Within the data below, state how many lines contain the string "left". Provide the number only.

#### INFORMATION PROVIDED

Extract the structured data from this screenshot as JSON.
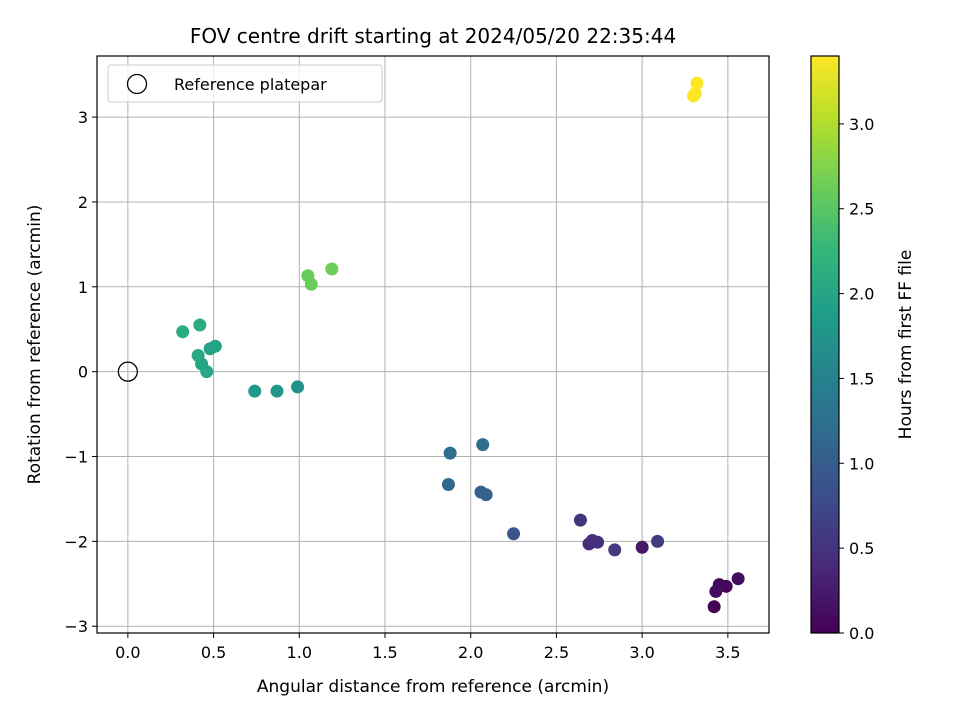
{
  "chart_data": {
    "type": "scatter",
    "title": "FOV centre drift starting at 2024/05/20 22:35:44",
    "xlabel": "Angular distance from reference (arcmin)",
    "ylabel": "Rotation from reference (arcmin)",
    "xlim": [
      -0.18,
      3.74
    ],
    "ylim": [
      -3.08,
      3.72
    ],
    "xticks": [
      0.0,
      0.5,
      1.0,
      1.5,
      2.0,
      2.5,
      3.0,
      3.5
    ],
    "yticks": [
      -3,
      -2,
      -1,
      0,
      1,
      2,
      3
    ],
    "grid": true,
    "legend": {
      "placement": "top-left",
      "entries": [
        "Reference platepar"
      ]
    },
    "reference_point": {
      "x": 0.0,
      "y": 0.0
    },
    "colorbar": {
      "label": "Hours from first FF file",
      "range": [
        0.0,
        3.4
      ],
      "ticks": [
        0.0,
        0.5,
        1.0,
        1.5,
        2.0,
        2.5,
        3.0
      ],
      "colormap": "viridis"
    },
    "points": [
      {
        "x": 3.42,
        "y": -2.77,
        "hours": 0.02
      },
      {
        "x": 3.49,
        "y": -2.53,
        "hours": 0.05
      },
      {
        "x": 3.45,
        "y": -2.51,
        "hours": 0.08
      },
      {
        "x": 3.56,
        "y": -2.44,
        "hours": 0.1
      },
      {
        "x": 3.43,
        "y": -2.59,
        "hours": 0.12
      },
      {
        "x": 3.0,
        "y": -2.07,
        "hours": 0.2
      },
      {
        "x": 2.69,
        "y": -2.03,
        "hours": 0.42
      },
      {
        "x": 2.71,
        "y": -1.99,
        "hours": 0.45
      },
      {
        "x": 2.74,
        "y": -2.01,
        "hours": 0.48
      },
      {
        "x": 2.64,
        "y": -1.75,
        "hours": 0.52
      },
      {
        "x": 2.84,
        "y": -2.1,
        "hours": 0.58
      },
      {
        "x": 3.09,
        "y": -2.0,
        "hours": 0.62
      },
      {
        "x": 2.25,
        "y": -1.91,
        "hours": 0.88
      },
      {
        "x": 2.06,
        "y": -1.42,
        "hours": 1.02
      },
      {
        "x": 2.09,
        "y": -1.45,
        "hours": 1.05
      },
      {
        "x": 1.87,
        "y": -1.33,
        "hours": 1.18
      },
      {
        "x": 1.88,
        "y": -0.96,
        "hours": 1.22
      },
      {
        "x": 2.07,
        "y": -0.86,
        "hours": 1.25
      },
      {
        "x": 0.99,
        "y": -0.18,
        "hours": 1.72
      },
      {
        "x": 0.87,
        "y": -0.23,
        "hours": 1.78
      },
      {
        "x": 0.74,
        "y": -0.23,
        "hours": 1.82
      },
      {
        "x": 0.51,
        "y": 0.3,
        "hours": 1.95
      },
      {
        "x": 0.48,
        "y": 0.27,
        "hours": 1.97
      },
      {
        "x": 0.43,
        "y": 0.09,
        "hours": 2.0
      },
      {
        "x": 0.46,
        "y": 0.0,
        "hours": 2.02
      },
      {
        "x": 0.41,
        "y": 0.19,
        "hours": 2.05
      },
      {
        "x": 0.32,
        "y": 0.47,
        "hours": 2.08
      },
      {
        "x": 0.42,
        "y": 0.55,
        "hours": 2.1
      },
      {
        "x": 1.05,
        "y": 1.13,
        "hours": 2.6
      },
      {
        "x": 1.07,
        "y": 1.03,
        "hours": 2.62
      },
      {
        "x": 1.19,
        "y": 1.21,
        "hours": 2.65
      },
      {
        "x": 3.3,
        "y": 3.25,
        "hours": 3.38
      },
      {
        "x": 3.31,
        "y": 3.28,
        "hours": 3.39
      },
      {
        "x": 3.32,
        "y": 3.4,
        "hours": 3.4
      }
    ]
  }
}
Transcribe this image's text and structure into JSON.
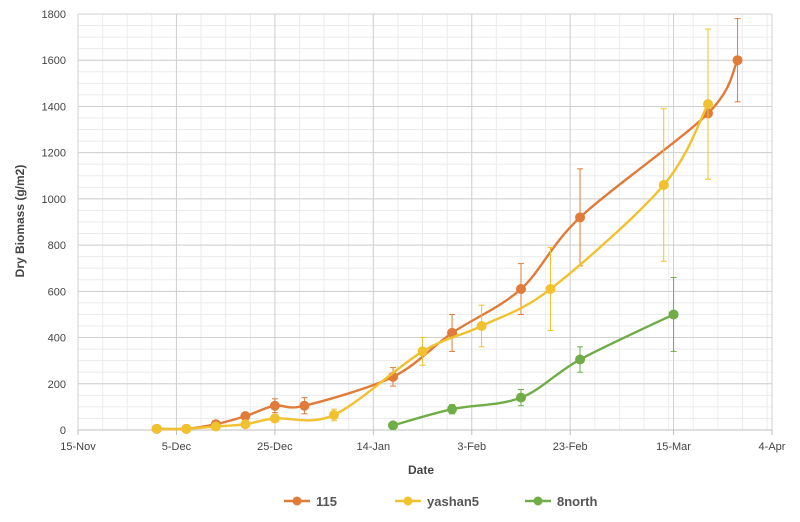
{
  "chart_data": {
    "type": "line",
    "xlabel": "Date",
    "ylabel": "Dry Biomass (g/m2)",
    "x_axis": {
      "type": "date",
      "ticks": [
        "2019-11-15",
        "2019-12-05",
        "2019-12-25",
        "2020-01-14",
        "2020-02-03",
        "2020-02-23",
        "2020-03-15",
        "2020-04-04"
      ],
      "tick_labels": [
        "15-Nov",
        "5-Dec",
        "25-Dec",
        "14-Jan",
        "3-Feb",
        "23-Feb",
        "15-Mar",
        "4-Apr"
      ],
      "minor_step_days": 5
    },
    "y_axis": {
      "range": [
        0,
        1800
      ],
      "ticks": [
        0,
        200,
        400,
        600,
        800,
        1000,
        1200,
        1400,
        1600,
        1800
      ],
      "minor_step": 50
    },
    "grid": true,
    "legend_position": "bottom",
    "series": [
      {
        "name": "115",
        "color": "#E07B39",
        "points": [
          {
            "x": "2019-12-01",
            "y": 5,
            "err": 5
          },
          {
            "x": "2019-12-07",
            "y": 5,
            "err": 5
          },
          {
            "x": "2019-12-13",
            "y": 25,
            "err": 8
          },
          {
            "x": "2019-12-19",
            "y": 60,
            "err": 10
          },
          {
            "x": "2019-12-25",
            "y": 105,
            "err": 30
          },
          {
            "x": "2019-12-31",
            "y": 105,
            "err": 35
          },
          {
            "x": "2020-01-18",
            "y": 230,
            "err": 40
          },
          {
            "x": "2020-01-30",
            "y": 420,
            "err": 80
          },
          {
            "x": "2020-02-13",
            "y": 610,
            "err": 110
          },
          {
            "x": "2020-02-25",
            "y": 920,
            "err": 210
          },
          {
            "x": "2020-03-22",
            "y": 1370,
            "err": 0
          },
          {
            "x": "2020-03-28",
            "y": 1600,
            "err": 180
          }
        ]
      },
      {
        "name": "yashan5",
        "color": "#F2C12E",
        "points": [
          {
            "x": "2019-12-01",
            "y": 5,
            "err": 5
          },
          {
            "x": "2019-12-07",
            "y": 5,
            "err": 5
          },
          {
            "x": "2019-12-13",
            "y": 15,
            "err": 5
          },
          {
            "x": "2019-12-19",
            "y": 25,
            "err": 5
          },
          {
            "x": "2019-12-25",
            "y": 50,
            "err": 10
          },
          {
            "x": "2020-01-06",
            "y": 65,
            "err": 25
          },
          {
            "x": "2020-01-24",
            "y": 340,
            "err": 60
          },
          {
            "x": "2020-02-05",
            "y": 450,
            "err": 90
          },
          {
            "x": "2020-02-19",
            "y": 610,
            "err": 180
          },
          {
            "x": "2020-03-13",
            "y": 1060,
            "err": 330
          },
          {
            "x": "2020-03-22",
            "y": 1410,
            "err": 325
          }
        ]
      },
      {
        "name": "8north",
        "color": "#70AD47",
        "points": [
          {
            "x": "2020-01-18",
            "y": 20,
            "err": 5
          },
          {
            "x": "2020-01-30",
            "y": 90,
            "err": 20
          },
          {
            "x": "2020-02-13",
            "y": 140,
            "err": 35
          },
          {
            "x": "2020-02-25",
            "y": 305,
            "err": 55
          },
          {
            "x": "2020-03-15",
            "y": 500,
            "err": 160
          }
        ]
      }
    ]
  }
}
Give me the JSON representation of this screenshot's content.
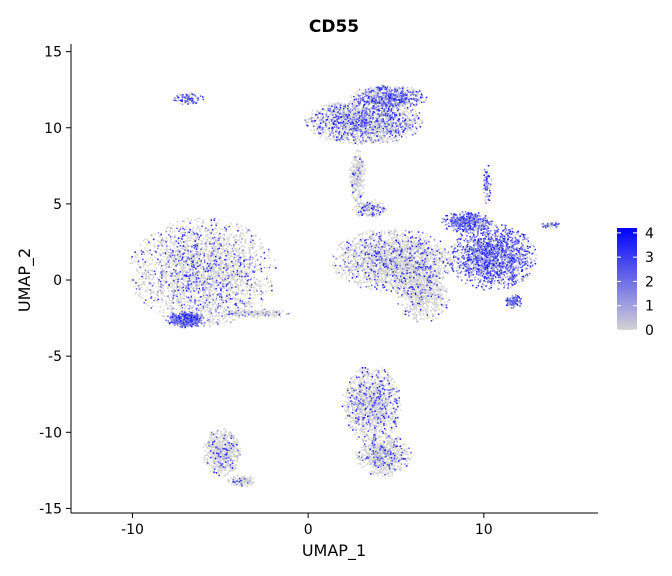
{
  "chart_data": {
    "type": "scatter",
    "title": "CD55",
    "xlabel": "UMAP_1",
    "ylabel": "UMAP_2",
    "xlim": [
      -13.5,
      16.5
    ],
    "ylim": [
      -15.3,
      15.5
    ],
    "xticks": [
      -10,
      0,
      10
    ],
    "yticks": [
      -15,
      -10,
      -5,
      0,
      5,
      10,
      15
    ],
    "grid": false,
    "colors": {
      "low": "#d3d3d3",
      "high": "#0000ff",
      "axis": "#000000"
    },
    "legend": {
      "position": "right",
      "min": 0,
      "max": 4.2,
      "ticks": [
        0,
        1,
        2,
        3,
        4
      ]
    },
    "clusters": [
      {
        "name": "left-large",
        "cx": -6.0,
        "cy": 0.5,
        "rx": 4.2,
        "ry": 3.6,
        "n": 2600,
        "expr": 0.25
      },
      {
        "name": "left-bottom-high",
        "cx": -7.0,
        "cy": -2.6,
        "rx": 1.1,
        "ry": 0.55,
        "n": 500,
        "expr": 0.85
      },
      {
        "name": "left-tail",
        "cx": -3.0,
        "cy": -2.2,
        "rx": 2.0,
        "ry": 0.3,
        "n": 220,
        "expr": 0.1
      },
      {
        "name": "small-top-left",
        "cx": -6.8,
        "cy": 11.9,
        "rx": 0.9,
        "ry": 0.4,
        "n": 120,
        "expr": 0.55
      },
      {
        "name": "top-middle",
        "cx": 3.2,
        "cy": 10.4,
        "rx": 3.4,
        "ry": 1.5,
        "n": 1900,
        "expr": 0.35
      },
      {
        "name": "top-middle-upper",
        "cx": 4.6,
        "cy": 12.0,
        "rx": 2.2,
        "ry": 0.8,
        "n": 700,
        "expr": 0.55
      },
      {
        "name": "stem",
        "cx": 2.8,
        "cy": 6.8,
        "rx": 0.45,
        "ry": 1.8,
        "n": 300,
        "expr": 0.1
      },
      {
        "name": "center",
        "cx": 4.8,
        "cy": 1.3,
        "rx": 3.5,
        "ry": 2.1,
        "n": 2100,
        "expr": 0.2
      },
      {
        "name": "center-down",
        "cx": 6.5,
        "cy": -0.8,
        "rx": 1.6,
        "ry": 2.0,
        "n": 700,
        "expr": 0.15
      },
      {
        "name": "center-upper",
        "cx": 3.5,
        "cy": 4.7,
        "rx": 1.0,
        "ry": 0.6,
        "n": 200,
        "expr": 0.3
      },
      {
        "name": "right-blue",
        "cx": 10.5,
        "cy": 1.5,
        "rx": 2.5,
        "ry": 2.2,
        "n": 1700,
        "expr": 0.75
      },
      {
        "name": "right-upper",
        "cx": 9.0,
        "cy": 3.8,
        "rx": 1.5,
        "ry": 0.7,
        "n": 500,
        "expr": 0.7
      },
      {
        "name": "right-spike",
        "cx": 10.2,
        "cy": 6.3,
        "rx": 0.25,
        "ry": 1.3,
        "n": 100,
        "expr": 0.5
      },
      {
        "name": "right-low",
        "cx": 11.7,
        "cy": -1.4,
        "rx": 0.5,
        "ry": 0.45,
        "n": 120,
        "expr": 0.8
      },
      {
        "name": "far-right-small",
        "cx": 13.8,
        "cy": 3.6,
        "rx": 0.6,
        "ry": 0.22,
        "n": 70,
        "expr": 0.35
      },
      {
        "name": "bottom-middle",
        "cx": 3.6,
        "cy": -8.2,
        "rx": 1.7,
        "ry": 2.6,
        "n": 1300,
        "expr": 0.22
      },
      {
        "name": "bottom-middle-low",
        "cx": 4.3,
        "cy": -11.5,
        "rx": 1.6,
        "ry": 1.4,
        "n": 750,
        "expr": 0.2
      },
      {
        "name": "bottom-left-small",
        "cx": -4.9,
        "cy": -11.3,
        "rx": 1.1,
        "ry": 1.6,
        "n": 650,
        "expr": 0.12
      },
      {
        "name": "bottom-left-tail",
        "cx": -3.8,
        "cy": -13.2,
        "rx": 0.8,
        "ry": 0.4,
        "n": 150,
        "expr": 0.15
      }
    ]
  }
}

########

COMPLETE RESPONSE: 7